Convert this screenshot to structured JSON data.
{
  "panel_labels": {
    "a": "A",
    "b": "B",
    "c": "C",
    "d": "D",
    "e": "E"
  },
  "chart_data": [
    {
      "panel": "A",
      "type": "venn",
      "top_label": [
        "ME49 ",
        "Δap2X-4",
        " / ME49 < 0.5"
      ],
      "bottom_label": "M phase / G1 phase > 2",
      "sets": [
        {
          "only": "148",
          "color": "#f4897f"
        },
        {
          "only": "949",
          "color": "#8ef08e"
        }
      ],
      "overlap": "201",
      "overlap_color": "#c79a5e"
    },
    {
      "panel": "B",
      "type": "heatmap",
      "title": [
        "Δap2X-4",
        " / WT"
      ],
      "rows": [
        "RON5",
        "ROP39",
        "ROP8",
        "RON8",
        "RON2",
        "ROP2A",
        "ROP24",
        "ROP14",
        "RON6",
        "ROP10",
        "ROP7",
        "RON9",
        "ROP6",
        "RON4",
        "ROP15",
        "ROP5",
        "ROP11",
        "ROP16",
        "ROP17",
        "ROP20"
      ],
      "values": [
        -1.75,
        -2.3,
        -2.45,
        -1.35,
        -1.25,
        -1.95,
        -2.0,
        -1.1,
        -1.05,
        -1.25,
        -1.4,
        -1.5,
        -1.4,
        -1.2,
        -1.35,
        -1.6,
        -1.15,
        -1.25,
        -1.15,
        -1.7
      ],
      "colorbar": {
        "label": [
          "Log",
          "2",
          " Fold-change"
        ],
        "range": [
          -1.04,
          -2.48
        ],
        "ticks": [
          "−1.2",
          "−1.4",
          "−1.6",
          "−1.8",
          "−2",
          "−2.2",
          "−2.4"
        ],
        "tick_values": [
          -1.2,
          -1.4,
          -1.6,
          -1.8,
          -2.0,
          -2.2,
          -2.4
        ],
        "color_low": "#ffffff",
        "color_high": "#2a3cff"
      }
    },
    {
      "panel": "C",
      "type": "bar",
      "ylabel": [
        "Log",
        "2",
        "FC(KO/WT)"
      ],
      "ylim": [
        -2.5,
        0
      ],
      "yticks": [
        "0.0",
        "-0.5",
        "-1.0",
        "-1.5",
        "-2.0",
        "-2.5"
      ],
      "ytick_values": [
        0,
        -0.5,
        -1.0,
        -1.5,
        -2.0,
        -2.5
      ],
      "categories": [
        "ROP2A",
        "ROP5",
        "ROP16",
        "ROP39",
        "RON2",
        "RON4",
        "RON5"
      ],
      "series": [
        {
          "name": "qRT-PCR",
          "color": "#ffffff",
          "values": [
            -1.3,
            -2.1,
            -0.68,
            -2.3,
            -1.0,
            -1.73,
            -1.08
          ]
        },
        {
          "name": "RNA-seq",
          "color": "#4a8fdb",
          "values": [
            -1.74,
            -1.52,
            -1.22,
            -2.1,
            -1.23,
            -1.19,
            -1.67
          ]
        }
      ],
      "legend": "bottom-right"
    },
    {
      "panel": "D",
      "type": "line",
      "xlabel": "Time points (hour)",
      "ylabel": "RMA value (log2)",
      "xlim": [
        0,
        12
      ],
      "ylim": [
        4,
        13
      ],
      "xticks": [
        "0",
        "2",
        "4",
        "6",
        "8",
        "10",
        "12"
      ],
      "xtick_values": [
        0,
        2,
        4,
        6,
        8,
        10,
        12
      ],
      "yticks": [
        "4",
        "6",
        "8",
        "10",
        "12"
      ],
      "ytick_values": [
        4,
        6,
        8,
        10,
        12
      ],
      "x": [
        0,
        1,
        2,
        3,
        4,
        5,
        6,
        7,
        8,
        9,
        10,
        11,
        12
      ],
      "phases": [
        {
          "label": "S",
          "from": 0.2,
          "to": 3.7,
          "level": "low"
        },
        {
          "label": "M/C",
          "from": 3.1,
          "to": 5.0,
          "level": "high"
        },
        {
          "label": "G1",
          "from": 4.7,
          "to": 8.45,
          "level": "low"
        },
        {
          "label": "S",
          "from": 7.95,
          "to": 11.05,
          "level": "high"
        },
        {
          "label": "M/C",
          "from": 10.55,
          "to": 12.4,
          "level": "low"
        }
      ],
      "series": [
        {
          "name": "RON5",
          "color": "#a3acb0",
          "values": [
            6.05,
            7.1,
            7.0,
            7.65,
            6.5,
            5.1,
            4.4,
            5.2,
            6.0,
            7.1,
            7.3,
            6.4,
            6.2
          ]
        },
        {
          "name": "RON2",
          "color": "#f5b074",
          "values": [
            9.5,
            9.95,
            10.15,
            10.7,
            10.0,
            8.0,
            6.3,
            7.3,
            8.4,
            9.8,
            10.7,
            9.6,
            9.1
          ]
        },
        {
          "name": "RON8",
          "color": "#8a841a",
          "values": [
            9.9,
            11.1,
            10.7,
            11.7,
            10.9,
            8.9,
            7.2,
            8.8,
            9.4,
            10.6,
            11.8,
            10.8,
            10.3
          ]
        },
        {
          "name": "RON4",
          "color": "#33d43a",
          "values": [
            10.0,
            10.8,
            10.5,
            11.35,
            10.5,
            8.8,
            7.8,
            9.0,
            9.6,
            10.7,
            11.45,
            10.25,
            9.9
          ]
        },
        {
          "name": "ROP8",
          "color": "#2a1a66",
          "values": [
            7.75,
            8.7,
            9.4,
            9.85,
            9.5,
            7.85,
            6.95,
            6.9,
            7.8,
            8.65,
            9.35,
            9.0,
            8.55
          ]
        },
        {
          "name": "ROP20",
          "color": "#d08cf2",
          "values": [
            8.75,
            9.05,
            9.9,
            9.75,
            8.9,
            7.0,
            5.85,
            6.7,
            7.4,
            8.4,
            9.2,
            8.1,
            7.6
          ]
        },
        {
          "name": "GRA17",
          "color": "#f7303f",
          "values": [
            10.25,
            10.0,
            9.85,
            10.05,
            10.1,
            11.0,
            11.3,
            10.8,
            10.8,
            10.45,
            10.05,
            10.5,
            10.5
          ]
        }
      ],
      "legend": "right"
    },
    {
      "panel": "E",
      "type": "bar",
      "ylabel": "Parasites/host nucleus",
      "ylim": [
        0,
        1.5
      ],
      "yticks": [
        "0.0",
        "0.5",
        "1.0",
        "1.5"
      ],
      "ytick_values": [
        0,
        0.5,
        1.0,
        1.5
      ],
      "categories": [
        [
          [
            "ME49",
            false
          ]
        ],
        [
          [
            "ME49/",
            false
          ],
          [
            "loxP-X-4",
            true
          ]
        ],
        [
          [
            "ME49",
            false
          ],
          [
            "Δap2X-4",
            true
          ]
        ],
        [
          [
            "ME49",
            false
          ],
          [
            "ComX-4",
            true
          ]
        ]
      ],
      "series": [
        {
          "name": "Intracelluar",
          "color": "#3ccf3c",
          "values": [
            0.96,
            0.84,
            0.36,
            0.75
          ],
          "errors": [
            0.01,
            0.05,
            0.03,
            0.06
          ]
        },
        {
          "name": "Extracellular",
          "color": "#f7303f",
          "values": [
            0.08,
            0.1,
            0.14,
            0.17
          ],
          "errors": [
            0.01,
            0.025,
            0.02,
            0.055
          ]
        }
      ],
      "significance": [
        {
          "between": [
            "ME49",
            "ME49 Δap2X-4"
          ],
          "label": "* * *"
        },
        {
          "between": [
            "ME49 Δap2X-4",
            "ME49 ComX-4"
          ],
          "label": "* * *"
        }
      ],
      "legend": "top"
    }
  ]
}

··········

* **Description of the task**:
Return only the number of lines in the data above that include the word "ylabel".

* **Written solution**:
3